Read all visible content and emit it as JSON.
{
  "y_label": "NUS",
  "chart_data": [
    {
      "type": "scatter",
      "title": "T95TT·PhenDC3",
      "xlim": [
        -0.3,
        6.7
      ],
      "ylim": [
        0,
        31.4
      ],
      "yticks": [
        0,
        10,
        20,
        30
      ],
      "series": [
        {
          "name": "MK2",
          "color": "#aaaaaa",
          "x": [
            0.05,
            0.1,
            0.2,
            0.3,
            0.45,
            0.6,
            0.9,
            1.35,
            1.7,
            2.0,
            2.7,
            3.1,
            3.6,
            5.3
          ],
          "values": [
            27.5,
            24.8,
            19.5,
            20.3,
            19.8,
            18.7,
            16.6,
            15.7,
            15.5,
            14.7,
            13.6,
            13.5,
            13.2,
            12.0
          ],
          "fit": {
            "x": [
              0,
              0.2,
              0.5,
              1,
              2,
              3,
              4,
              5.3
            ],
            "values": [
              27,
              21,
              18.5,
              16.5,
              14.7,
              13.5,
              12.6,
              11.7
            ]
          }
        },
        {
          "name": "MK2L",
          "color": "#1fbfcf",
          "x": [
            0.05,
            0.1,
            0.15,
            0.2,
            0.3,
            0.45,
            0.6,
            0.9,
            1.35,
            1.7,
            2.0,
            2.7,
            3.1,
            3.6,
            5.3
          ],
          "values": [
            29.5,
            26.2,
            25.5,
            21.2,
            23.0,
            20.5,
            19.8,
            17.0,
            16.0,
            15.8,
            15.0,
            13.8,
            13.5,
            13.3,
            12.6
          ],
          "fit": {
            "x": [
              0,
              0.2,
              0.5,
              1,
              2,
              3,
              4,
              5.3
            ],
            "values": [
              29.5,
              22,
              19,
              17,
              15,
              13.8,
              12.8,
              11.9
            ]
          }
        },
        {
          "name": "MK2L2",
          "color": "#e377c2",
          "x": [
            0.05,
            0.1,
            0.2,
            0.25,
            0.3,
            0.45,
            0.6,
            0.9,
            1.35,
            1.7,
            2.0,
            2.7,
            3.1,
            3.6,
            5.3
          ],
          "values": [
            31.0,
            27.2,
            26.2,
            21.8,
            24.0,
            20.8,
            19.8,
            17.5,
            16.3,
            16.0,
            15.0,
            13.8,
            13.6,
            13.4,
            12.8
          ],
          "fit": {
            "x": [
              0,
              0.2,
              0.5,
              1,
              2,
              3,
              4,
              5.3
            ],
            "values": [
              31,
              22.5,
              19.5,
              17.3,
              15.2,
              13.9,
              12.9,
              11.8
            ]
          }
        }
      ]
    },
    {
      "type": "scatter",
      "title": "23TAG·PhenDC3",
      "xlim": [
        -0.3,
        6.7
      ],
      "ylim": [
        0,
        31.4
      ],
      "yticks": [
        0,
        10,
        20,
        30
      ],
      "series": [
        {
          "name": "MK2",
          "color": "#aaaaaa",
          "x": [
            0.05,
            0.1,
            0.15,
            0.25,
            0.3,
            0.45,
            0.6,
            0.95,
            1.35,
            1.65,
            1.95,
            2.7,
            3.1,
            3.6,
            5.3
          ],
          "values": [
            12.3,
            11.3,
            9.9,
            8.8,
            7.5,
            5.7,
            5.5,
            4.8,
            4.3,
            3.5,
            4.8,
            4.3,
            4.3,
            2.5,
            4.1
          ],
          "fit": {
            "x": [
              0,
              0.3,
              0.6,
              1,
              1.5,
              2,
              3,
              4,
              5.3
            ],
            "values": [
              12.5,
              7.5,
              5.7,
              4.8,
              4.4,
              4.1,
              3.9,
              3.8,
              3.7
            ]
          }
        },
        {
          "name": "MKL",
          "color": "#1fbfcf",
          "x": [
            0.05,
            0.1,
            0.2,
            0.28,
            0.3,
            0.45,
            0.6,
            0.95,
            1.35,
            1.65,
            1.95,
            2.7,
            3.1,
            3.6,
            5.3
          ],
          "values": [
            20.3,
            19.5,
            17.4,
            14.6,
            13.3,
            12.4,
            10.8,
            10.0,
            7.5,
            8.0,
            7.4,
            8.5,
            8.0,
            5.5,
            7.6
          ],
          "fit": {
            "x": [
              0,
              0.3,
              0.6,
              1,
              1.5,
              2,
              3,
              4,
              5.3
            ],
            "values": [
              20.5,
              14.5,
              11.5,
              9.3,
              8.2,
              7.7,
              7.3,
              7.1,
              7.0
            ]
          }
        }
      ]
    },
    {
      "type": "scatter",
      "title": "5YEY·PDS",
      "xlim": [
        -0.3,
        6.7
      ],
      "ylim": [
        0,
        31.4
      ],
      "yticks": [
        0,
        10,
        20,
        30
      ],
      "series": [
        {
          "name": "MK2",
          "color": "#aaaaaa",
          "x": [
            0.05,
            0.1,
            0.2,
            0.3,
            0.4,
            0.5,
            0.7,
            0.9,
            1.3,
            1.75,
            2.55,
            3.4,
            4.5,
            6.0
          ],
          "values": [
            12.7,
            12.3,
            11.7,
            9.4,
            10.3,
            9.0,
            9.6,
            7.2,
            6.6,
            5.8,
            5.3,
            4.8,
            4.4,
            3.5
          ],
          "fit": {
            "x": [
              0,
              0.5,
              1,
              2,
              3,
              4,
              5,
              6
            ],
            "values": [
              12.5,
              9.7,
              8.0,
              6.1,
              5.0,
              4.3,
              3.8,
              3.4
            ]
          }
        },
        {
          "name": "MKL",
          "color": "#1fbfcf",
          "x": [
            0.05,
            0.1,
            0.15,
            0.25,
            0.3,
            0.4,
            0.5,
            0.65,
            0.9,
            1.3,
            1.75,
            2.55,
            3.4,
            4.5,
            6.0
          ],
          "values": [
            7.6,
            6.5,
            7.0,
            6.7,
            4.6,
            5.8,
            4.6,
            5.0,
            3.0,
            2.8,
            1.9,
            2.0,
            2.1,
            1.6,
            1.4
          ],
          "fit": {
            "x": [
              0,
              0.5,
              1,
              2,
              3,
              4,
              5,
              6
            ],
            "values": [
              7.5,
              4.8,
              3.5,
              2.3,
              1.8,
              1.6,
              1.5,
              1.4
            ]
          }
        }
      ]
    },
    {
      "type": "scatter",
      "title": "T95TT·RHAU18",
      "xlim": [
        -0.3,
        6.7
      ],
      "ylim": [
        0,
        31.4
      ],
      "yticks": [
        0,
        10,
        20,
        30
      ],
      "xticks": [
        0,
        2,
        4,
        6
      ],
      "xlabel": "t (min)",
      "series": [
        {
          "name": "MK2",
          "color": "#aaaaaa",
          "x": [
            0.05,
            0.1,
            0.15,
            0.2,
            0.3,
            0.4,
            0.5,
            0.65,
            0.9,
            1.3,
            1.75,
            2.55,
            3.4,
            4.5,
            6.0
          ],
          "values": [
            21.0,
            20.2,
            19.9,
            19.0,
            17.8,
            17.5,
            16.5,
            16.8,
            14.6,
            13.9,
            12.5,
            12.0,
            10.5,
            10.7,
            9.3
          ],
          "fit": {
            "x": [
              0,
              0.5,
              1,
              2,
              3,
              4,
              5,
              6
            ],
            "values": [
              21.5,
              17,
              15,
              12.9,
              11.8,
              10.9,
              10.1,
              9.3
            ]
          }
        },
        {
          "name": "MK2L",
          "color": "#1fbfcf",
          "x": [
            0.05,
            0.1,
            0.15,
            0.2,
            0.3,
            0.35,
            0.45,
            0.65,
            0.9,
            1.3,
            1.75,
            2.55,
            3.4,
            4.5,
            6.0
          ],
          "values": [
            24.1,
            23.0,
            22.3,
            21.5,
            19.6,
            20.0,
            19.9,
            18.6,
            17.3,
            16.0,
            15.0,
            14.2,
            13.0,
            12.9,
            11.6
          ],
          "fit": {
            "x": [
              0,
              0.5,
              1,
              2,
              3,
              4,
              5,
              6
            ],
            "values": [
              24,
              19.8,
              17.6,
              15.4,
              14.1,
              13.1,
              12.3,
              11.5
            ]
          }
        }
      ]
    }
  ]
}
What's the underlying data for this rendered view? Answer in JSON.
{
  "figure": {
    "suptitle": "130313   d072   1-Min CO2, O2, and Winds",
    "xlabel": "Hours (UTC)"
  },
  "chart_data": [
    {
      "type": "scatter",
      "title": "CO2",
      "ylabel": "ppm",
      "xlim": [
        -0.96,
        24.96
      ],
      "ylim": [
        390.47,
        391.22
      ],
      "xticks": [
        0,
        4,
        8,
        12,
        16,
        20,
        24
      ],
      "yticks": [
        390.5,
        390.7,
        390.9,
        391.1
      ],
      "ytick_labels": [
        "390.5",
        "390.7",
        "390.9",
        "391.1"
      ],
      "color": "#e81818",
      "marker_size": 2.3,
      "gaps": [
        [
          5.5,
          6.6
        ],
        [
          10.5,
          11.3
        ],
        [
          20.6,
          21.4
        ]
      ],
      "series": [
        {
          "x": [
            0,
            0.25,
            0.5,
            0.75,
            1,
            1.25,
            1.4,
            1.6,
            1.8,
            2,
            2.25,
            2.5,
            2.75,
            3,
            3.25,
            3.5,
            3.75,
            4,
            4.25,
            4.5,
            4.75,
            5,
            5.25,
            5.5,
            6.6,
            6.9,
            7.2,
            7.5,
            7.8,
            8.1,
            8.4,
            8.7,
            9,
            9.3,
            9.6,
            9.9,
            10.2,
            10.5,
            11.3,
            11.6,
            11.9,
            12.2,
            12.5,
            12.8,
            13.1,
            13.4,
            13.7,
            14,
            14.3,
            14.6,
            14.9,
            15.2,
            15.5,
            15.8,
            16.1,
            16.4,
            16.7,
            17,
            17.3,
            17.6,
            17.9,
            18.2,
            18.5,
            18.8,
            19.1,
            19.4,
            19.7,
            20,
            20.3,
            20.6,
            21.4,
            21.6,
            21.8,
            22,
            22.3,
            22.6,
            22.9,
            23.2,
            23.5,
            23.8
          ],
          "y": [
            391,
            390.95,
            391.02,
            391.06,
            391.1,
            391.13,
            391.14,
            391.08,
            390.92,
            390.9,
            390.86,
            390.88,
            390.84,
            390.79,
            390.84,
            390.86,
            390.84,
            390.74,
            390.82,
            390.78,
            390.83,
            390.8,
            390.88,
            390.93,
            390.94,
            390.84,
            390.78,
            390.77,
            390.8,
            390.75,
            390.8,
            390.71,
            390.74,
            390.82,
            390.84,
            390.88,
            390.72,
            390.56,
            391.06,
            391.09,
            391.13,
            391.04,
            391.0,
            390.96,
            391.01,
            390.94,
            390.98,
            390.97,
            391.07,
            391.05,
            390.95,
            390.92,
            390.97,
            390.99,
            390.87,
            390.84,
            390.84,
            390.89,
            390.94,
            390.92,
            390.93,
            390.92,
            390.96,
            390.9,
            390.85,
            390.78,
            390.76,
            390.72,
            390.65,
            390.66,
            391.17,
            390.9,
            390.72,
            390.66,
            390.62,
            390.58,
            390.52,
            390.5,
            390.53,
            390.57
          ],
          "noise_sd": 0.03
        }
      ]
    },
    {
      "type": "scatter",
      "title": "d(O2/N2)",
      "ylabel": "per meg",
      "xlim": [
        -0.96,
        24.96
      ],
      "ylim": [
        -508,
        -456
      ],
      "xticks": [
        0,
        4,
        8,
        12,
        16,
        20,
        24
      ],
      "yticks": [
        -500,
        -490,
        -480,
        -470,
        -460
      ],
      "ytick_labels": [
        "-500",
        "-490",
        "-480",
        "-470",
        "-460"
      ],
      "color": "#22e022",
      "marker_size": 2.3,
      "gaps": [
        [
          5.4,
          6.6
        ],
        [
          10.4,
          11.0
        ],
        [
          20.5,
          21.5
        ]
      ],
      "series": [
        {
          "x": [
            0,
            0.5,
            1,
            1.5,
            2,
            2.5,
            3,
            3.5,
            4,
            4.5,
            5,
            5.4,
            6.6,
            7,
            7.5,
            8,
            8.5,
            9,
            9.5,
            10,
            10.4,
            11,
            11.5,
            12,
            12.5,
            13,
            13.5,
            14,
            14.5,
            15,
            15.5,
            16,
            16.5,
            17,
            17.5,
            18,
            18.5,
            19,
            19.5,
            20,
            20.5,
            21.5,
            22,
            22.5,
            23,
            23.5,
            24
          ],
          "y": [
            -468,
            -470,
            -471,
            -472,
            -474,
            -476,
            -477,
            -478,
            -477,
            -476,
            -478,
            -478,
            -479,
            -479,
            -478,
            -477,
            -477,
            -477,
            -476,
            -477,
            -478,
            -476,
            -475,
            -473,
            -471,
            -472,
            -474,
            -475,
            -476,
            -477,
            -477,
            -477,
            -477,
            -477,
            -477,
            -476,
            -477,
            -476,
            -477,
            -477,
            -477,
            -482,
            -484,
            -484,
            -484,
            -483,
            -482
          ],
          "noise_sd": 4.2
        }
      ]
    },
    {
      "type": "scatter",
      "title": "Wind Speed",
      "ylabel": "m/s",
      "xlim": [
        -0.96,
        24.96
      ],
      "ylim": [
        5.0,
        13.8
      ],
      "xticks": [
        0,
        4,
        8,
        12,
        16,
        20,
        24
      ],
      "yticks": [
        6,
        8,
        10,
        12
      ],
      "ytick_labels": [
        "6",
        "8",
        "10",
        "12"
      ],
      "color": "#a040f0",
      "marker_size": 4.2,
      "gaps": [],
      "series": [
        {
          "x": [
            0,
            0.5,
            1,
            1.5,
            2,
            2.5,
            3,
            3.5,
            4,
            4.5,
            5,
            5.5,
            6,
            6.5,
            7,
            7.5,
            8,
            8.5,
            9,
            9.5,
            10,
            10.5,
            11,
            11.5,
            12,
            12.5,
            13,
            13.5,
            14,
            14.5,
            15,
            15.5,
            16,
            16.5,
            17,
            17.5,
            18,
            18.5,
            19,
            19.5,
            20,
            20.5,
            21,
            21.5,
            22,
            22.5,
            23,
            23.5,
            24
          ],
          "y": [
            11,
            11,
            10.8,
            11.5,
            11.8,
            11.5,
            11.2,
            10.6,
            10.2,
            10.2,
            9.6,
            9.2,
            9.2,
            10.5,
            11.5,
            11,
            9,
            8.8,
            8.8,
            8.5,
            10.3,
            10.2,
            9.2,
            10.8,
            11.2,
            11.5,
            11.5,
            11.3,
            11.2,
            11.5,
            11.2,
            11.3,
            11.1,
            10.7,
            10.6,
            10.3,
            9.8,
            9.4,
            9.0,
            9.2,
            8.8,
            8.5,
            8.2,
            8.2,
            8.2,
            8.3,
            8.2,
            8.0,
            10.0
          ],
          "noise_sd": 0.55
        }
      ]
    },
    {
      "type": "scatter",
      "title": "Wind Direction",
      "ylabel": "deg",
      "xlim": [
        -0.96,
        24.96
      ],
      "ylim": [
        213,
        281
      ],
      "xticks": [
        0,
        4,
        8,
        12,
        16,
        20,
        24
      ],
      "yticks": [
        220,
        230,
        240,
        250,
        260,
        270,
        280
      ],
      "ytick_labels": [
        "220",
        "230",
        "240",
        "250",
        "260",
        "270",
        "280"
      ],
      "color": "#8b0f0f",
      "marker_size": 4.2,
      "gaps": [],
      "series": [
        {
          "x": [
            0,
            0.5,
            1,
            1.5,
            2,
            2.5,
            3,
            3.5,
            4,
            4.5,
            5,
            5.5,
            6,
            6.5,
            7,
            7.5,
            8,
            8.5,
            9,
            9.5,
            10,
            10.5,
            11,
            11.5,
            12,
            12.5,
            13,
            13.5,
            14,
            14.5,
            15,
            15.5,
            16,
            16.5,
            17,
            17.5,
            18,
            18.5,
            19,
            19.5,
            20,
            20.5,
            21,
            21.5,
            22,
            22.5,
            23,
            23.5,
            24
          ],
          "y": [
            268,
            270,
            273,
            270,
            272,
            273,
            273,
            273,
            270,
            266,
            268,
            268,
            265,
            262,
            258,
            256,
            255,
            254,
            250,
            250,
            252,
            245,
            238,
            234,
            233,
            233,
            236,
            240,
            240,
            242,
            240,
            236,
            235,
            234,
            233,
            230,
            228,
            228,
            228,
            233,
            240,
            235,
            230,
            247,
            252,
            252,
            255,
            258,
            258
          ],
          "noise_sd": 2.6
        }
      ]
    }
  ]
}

» **WHAT THE TASK REQUIRES**
Check every line of the entries above for the word "JSON" and report how many lines contain it, giving the number only.

» **WORKED SOLUTION**
2